SOURCE TEXT:

Tier 1 (Exceptional Talent)
- The number of spaces available under this route will double from 1,000 to 2,000 per year.
- the 1,000 extra spaces will be allocated according to need.
- Those endorsed under the exceptional talent criteria will be able to apply for indefinite leave to remain after three years.
- Simpler application process for applicants who hold specific peer reviewed fellowships or who have been appointed to senior academic or research posts.
Visitors cannot study at an academy or a school maintained by a Local Authority.
Criminal record certificates
Changes have been made to the wording relating to the obtaining of criminal record certificates, to say the certificates must be obtained from each country where the applicant has been present for 12 months or more in the last 10 years. The wording in the rules has changed from ‘resident’ to ‘present’ and therefore a person who has been present in a country for 12 months or more cumulatively over a 10 year period will need to apply for a criminal record certificate from that country.
Changes relating to electronic entry clearance
The Government proposes to commence issuing entry clearance in electronic form. This will initially be trialled with specified groups with a view to general introduction of entry clearance in electronic form at a subsequent date.
Applicants who hold an entry clearance issued in electronic form will not be required to present such an entry clearance to an Immigration Officer on arrival in the UK. The issue of such an entry clearance will be checked electronically.

GIVEN DATA:
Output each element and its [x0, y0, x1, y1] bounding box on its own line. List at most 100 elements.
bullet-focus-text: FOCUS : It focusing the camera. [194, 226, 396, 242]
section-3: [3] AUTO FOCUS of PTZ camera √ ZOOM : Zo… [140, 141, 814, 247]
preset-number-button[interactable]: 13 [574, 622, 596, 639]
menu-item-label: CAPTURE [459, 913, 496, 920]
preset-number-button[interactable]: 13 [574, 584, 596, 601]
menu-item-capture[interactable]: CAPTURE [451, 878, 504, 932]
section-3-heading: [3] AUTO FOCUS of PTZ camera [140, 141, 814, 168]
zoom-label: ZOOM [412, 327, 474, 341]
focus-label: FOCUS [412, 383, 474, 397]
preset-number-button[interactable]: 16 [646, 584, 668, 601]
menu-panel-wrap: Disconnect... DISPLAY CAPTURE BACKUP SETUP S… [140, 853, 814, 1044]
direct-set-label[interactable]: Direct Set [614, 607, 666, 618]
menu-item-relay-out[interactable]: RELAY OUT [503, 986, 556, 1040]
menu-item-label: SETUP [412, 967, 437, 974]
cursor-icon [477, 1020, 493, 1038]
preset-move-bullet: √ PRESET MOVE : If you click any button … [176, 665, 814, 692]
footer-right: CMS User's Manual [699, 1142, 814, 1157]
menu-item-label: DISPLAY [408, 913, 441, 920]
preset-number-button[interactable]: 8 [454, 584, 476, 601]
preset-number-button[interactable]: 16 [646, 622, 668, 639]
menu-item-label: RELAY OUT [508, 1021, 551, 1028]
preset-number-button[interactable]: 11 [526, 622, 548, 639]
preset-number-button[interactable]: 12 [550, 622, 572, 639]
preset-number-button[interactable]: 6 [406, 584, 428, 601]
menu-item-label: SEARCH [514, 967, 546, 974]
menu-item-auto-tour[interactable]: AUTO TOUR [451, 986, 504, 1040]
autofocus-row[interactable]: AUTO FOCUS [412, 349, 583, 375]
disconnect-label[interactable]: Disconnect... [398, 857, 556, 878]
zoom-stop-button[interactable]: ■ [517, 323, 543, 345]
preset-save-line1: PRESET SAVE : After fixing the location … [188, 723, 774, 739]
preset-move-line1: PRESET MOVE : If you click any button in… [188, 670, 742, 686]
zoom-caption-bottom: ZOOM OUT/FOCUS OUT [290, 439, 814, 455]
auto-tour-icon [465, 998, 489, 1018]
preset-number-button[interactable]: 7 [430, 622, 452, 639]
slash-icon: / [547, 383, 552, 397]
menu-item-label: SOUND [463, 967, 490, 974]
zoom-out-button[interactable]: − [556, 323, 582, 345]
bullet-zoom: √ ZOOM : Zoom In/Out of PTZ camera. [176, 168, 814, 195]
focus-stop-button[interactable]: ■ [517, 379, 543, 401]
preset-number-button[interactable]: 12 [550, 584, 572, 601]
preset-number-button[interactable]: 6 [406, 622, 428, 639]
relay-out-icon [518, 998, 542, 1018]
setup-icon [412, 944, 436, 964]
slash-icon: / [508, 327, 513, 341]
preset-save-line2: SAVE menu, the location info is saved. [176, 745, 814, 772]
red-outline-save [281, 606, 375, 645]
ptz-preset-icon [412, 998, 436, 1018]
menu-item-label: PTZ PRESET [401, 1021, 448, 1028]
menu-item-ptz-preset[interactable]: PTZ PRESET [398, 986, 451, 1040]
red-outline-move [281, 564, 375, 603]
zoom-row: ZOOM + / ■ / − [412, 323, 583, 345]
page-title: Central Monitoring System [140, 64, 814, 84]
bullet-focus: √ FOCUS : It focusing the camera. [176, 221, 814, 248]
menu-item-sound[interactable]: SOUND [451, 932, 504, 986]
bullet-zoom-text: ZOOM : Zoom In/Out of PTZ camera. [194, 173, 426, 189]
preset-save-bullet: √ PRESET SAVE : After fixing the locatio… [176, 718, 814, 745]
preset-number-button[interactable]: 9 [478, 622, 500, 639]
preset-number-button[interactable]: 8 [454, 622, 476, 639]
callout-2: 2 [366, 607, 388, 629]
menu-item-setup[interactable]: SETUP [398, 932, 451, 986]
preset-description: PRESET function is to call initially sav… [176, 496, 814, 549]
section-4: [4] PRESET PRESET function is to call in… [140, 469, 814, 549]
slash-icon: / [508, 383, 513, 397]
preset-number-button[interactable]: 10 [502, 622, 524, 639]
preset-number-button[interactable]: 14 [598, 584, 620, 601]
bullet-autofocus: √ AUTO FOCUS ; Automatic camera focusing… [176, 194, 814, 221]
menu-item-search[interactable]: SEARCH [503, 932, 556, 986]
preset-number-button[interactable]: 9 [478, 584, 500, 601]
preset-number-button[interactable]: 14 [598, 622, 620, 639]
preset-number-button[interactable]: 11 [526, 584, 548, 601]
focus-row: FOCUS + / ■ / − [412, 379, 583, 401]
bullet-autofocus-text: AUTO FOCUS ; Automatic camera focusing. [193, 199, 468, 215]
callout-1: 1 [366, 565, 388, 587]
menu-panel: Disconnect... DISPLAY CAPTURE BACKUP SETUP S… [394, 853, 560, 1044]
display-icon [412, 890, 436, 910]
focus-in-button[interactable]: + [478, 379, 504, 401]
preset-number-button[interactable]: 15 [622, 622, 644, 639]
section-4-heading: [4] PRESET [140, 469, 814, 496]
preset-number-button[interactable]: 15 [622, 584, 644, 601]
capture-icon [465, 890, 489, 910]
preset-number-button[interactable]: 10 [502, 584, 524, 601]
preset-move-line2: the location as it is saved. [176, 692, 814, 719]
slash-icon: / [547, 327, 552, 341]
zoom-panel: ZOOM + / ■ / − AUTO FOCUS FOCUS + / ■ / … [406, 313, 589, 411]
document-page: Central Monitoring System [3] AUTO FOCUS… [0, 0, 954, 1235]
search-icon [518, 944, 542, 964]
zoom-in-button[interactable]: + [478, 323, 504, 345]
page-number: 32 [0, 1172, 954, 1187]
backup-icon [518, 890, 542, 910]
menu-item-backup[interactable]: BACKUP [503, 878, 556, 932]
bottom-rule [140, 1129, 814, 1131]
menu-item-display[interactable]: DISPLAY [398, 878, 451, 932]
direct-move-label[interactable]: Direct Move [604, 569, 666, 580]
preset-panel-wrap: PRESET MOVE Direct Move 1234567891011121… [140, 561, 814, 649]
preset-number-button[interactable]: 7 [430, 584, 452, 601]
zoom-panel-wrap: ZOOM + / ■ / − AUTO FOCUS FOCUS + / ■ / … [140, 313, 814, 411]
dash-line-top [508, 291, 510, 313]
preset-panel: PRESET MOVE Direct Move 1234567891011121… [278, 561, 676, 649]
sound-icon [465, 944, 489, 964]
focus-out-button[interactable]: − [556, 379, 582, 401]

COMPLETE THE FOLLOWING:
A. Please answer these questions about the passage on immigration rule changes:
(i) How many spaces per year will the Tier 1 (Exceptional Talent) route have after the change?
(ii) Which word in the criminal record certificate rules was replaced by "present"?
(iii) To whom are holders of an electronic entry clearance not required to present it on arrival in the UK?
B. List every section heading in the passage on immigration rule changes.

RESPONSES TO THE TASKS:
A.
(i) 2,000 per year.
(ii) "Resident."
(iii) An Immigration Officer.

B.
- Tier 1 (Exceptional Talent)
- Criminal record certificates
- Changes relating to electronic entry clearance